■ What you have to do ■
Output every line exactly as written. Leave out pictures.

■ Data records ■

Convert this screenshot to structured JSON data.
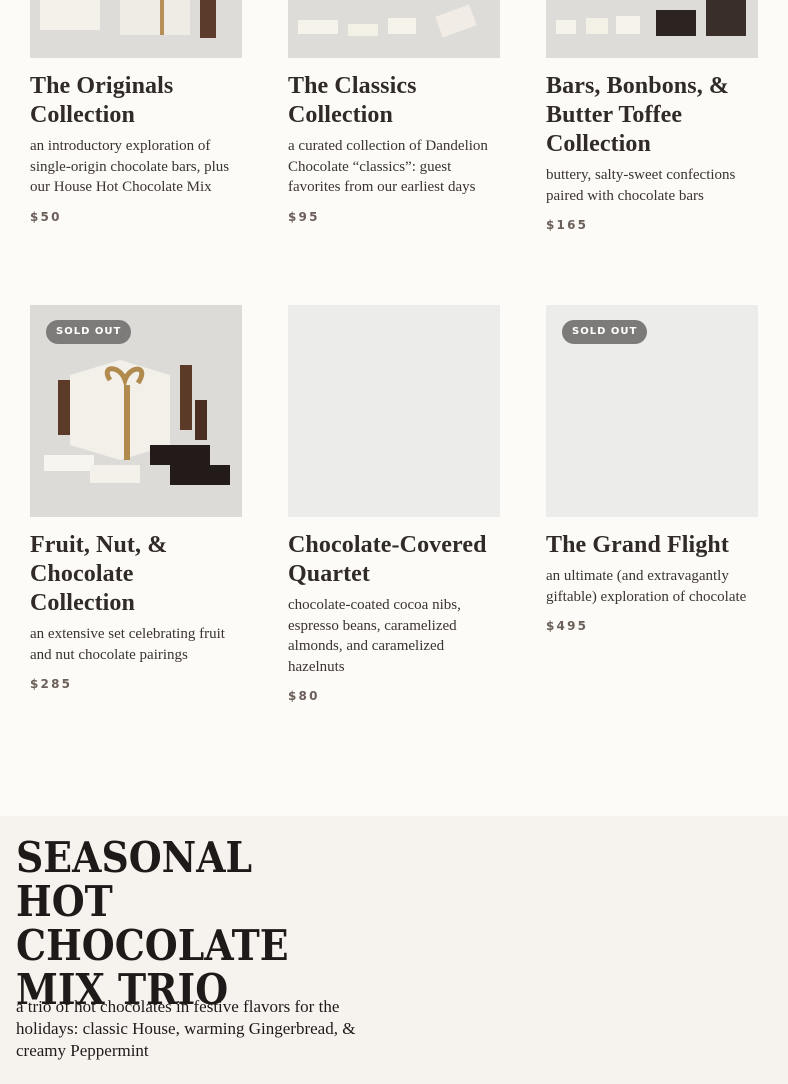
{
  "products": [
    {
      "title": "The Originals Collection",
      "description": "an introductory exploration of single-origin chocolate bars, plus our House Hot Chocolate Mix",
      "price": "$50",
      "badge": ""
    },
    {
      "title": "The Classics Collection",
      "description": "a curated collection of Dandelion Chocolate “classics”: guest favorites from our earliest days",
      "price": "$95",
      "badge": ""
    },
    {
      "title": "Bars, Bonbons, & Butter Toffee Collection",
      "description": "buttery, salty-sweet confections paired with chocolate bars",
      "price": "$165",
      "badge": ""
    },
    {
      "title": "Fruit, Nut, & Chocolate Collection",
      "description": "an extensive set celebrating fruit and nut chocolate pairings",
      "price": "$285",
      "badge": "SOLD OUT"
    },
    {
      "title": "Chocolate-Covered Quartet",
      "description": "chocolate-coated cocoa nibs, espresso beans, caramelized almonds, and caramelized hazelnuts",
      "price": "$80",
      "badge": ""
    },
    {
      "title": "The Grand Flight",
      "description": "an ultimate (and extravagantly giftable) exploration of chocolate",
      "price": "$495",
      "badge": "SOLD OUT"
    }
  ],
  "seasonal": {
    "heading": "Seasonal Hot Chocolate Mix Trio",
    "description": "a trio of hot chocolates in festive flavors for the holidays: classic House, warming Gingerbread, & creamy Peppermint"
  }
}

■ The solution ■
Convert this screenshot to structured JSON data.
{
  "products": [
    {
      "title": "The Originals Collection",
      "description": "an introductory exploration of single-origin chocolate bars, plus our House Hot Chocolate Mix",
      "price": "$50",
      "badge": ""
    },
    {
      "title": "The Classics Collection",
      "description": "a curated collection of Dandelion Chocolate “classics”: guest favorites from our earliest days",
      "price": "$95",
      "badge": ""
    },
    {
      "title": "Bars, Bonbons, & Butter Toffee Collection",
      "description": "buttery, salty-sweet confections paired with chocolate bars",
      "price": "$165",
      "badge": ""
    },
    {
      "title": "Fruit, Nut, & Chocolate Collection",
      "description": "an extensive set celebrating fruit and nut chocolate pairings",
      "price": "$285",
      "badge": "SOLD OUT"
    },
    {
      "title": "Chocolate-Covered Quartet",
      "description": "chocolate-coated cocoa nibs, espresso beans, caramelized almonds, and caramelized hazelnuts",
      "price": "$80",
      "badge": ""
    },
    {
      "title": "The Grand Flight",
      "description": "an ultimate (and extravagantly giftable) exploration of chocolate",
      "price": "$495",
      "badge": "SOLD OUT"
    }
  ],
  "seasonal": {
    "heading": "Seasonal Hot Chocolate Mix Trio",
    "description": "a trio of hot chocolates in festive flavors for the holidays: classic House, warming Gingerbread, & creamy Peppermint"
  }
}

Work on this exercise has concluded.